[Zu lesender Auszug]
-.-.-

Aufstieg Eurasien, Ende der US-Dominanz im Bildungsbereich
Das akademische Bildungssystem in Deutschland gewinnt an Umfang und Internationalität. Die zukünftigen außenpolitischen Eliten werden in sich heterogener und eurasischer geprägt sein
Mit der Veränderung des deutschen Bildungssystems wandelt sich auch die Prägung der zukünftigen außenpolitischen Eliten. Die seit Ende der 1990er Jahre erfolgte deutliche Expansion bei Zunahme Internationalität beendet die Dominanz der USA im akademischen Bildungsbereich. Zukünftige Eliten sind stärker eurasisch ausgerichtet. Damit geht auch die einseitige Orientierung auf die USA zurück.
Ziele, Strategien sowie die Wahl der Mittel staatlicher Außenpolitik basieren wesentlich auf den Werten und Denkmodellen der nationalen Eliten. Zentral für die Herausbildung sind dabei die Prägungen durch das akademische Bildungssystem. Fundamentale Verschiebungen in diesem zeigen entsprechend langfristige Veränderungen der Außenpolitik an. Derzeit unterliegt das Bildungssystem Deutschlands zwei zentralen Veränderungen - Eine deutliche Ausweitung der akademischen Bildung geht mit einer zunehmenden Internationalisierung einher.

-.-.-

[Bereitgestellte Einträge]

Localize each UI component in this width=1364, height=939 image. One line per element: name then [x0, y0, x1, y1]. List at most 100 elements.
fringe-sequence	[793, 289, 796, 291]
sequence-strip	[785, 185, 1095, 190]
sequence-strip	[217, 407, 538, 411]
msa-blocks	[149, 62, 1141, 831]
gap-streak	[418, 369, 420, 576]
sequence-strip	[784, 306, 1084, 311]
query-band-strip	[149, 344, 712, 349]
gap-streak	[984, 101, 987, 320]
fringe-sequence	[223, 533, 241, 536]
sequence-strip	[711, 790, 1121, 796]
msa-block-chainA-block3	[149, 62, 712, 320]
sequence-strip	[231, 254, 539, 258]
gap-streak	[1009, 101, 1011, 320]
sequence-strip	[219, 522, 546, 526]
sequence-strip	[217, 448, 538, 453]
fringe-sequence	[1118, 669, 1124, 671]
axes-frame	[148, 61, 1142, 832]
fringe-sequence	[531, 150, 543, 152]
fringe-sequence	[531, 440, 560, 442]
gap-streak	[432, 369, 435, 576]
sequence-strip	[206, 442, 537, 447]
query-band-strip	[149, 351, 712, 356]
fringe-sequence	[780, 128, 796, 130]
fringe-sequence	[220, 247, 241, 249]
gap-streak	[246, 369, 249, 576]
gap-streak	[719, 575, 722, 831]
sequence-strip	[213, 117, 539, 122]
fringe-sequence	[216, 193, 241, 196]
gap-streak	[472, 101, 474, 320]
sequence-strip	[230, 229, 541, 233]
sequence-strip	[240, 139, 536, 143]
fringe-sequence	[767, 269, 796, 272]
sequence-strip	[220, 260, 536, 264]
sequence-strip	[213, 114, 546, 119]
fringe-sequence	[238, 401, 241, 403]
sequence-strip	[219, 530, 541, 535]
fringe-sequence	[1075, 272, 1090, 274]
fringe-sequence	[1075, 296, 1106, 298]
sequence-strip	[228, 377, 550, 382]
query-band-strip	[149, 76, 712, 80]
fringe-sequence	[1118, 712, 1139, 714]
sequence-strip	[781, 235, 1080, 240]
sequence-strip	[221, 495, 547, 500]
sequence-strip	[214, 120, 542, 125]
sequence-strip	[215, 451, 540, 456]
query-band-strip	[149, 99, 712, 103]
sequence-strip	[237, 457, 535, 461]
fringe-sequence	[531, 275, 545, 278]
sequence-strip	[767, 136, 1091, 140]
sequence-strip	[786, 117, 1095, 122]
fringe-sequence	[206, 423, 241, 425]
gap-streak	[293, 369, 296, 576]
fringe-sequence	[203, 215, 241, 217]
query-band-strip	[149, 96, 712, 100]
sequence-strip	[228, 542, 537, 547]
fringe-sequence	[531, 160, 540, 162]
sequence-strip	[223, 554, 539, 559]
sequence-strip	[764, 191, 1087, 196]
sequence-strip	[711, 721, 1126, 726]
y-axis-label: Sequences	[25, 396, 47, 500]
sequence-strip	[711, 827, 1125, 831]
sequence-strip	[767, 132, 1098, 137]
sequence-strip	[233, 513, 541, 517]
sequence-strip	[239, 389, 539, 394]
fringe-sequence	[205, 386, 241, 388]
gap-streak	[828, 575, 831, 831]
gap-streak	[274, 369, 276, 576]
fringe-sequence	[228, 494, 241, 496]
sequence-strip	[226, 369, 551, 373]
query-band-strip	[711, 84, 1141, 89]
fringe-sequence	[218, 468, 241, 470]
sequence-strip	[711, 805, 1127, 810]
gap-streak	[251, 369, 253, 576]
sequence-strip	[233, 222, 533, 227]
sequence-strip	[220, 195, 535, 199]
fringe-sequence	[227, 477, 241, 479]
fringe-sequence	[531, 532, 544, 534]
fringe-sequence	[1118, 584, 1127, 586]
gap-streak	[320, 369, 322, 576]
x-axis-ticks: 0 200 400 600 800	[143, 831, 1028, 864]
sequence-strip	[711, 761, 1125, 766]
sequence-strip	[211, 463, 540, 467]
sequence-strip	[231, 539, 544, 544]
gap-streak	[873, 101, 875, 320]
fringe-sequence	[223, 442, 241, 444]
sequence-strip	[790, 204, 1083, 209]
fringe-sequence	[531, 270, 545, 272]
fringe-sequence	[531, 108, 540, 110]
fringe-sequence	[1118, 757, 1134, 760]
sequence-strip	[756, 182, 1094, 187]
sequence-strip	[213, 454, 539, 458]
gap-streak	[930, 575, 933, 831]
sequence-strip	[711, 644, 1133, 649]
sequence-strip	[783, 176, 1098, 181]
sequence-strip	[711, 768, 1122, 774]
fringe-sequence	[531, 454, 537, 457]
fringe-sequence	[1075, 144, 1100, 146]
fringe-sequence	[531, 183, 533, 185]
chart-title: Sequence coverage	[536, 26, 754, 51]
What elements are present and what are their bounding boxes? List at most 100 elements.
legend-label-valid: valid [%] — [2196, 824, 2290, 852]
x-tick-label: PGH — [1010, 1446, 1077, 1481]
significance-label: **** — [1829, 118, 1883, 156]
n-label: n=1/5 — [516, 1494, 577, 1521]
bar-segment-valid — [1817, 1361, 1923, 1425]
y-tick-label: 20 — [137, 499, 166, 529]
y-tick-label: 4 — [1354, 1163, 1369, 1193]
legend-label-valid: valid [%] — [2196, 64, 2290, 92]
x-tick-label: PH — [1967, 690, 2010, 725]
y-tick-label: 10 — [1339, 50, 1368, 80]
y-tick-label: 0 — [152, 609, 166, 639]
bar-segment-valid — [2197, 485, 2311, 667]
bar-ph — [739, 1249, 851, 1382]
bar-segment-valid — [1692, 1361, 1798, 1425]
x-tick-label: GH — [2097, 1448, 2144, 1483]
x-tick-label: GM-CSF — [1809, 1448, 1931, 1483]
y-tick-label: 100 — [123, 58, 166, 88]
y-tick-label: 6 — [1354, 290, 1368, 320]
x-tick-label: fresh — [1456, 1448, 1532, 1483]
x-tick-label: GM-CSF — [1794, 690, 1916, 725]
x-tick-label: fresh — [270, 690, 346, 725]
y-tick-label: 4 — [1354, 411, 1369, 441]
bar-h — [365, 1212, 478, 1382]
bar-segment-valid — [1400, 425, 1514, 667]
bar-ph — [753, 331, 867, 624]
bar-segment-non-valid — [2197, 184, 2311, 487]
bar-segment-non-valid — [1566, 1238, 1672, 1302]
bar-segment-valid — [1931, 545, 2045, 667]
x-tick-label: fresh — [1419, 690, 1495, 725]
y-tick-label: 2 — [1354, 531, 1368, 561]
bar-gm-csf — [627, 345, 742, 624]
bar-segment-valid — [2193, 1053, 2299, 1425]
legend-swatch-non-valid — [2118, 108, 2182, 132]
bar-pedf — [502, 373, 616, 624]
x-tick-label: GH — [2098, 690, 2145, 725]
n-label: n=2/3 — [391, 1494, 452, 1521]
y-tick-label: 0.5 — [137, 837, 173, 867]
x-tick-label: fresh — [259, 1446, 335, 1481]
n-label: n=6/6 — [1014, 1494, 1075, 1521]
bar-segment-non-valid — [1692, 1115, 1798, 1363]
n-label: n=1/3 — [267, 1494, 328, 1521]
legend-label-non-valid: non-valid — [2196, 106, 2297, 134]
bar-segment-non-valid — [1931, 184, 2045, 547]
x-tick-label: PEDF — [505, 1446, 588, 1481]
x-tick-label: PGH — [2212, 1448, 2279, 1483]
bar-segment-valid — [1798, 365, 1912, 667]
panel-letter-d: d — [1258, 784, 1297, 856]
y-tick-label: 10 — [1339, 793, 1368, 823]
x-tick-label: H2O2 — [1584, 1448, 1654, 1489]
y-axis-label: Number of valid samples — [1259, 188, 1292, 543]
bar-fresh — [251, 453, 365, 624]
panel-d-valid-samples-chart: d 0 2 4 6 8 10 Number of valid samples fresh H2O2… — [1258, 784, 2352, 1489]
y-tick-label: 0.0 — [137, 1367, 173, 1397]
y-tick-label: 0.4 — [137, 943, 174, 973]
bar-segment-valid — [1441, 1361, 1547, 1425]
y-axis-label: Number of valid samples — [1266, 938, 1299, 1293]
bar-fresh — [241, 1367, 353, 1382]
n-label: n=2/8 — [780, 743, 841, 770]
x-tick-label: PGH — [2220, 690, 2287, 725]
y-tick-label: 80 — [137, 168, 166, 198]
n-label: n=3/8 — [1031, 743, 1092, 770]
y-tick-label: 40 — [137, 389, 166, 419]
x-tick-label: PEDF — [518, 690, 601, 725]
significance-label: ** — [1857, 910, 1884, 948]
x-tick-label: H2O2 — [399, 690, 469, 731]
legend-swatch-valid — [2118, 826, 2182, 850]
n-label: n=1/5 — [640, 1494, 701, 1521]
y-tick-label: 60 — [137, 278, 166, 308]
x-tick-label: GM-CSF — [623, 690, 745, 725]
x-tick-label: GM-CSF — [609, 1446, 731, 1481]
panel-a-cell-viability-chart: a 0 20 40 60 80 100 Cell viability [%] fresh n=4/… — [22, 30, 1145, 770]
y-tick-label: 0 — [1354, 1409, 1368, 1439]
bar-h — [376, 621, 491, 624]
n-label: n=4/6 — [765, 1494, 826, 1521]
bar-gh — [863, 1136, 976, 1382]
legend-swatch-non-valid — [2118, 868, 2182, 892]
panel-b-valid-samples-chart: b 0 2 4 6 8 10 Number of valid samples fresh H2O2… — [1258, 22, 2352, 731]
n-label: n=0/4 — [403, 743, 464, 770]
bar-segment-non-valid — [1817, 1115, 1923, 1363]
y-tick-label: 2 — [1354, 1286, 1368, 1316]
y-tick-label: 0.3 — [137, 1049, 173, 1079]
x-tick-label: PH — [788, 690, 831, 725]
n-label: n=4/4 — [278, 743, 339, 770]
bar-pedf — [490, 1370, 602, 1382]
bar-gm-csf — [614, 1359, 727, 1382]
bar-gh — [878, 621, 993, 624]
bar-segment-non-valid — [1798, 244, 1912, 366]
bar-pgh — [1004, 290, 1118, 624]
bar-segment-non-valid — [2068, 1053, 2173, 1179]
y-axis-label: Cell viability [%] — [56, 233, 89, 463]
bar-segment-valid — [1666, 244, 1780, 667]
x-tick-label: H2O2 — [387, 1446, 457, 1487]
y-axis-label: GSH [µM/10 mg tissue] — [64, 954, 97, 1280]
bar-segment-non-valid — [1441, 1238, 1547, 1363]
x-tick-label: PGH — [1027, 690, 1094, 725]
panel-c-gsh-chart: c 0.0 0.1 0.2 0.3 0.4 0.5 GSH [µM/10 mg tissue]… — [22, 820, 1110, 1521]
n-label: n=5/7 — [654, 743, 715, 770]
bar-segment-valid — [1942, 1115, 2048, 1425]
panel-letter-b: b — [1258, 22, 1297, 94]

-.-.-

[Aufgabe] Fassen Sie den Absatz im Auszug, der mit „Ziele, Strategien sowie“ beginnt, als kurze Stichpunktliste zusammen. Die wesentlichen Aussagen sollen erhalten bleiben. Die Einträge sind eigenständiges Material und gehören nicht zum Auszug.

[Lösung]
- Ziele, Strategien und Mittel der Außenpolitik beruhen vor allem auf den Werten und Denkmodellen der nationalen Eliten.
- Diese werden zentral durch das akademische Bildungssystem geprägt.
- Grundlegende Verschiebungen im Bildungssystem zeigen langfristige Veränderungen der Außenpolitik an.
- Das deutsche Bildungssystem verändert sich derzeit in zwei Punkten: Die akademische Bildung weitet sich deutlich aus und wird zunehmend internationaler.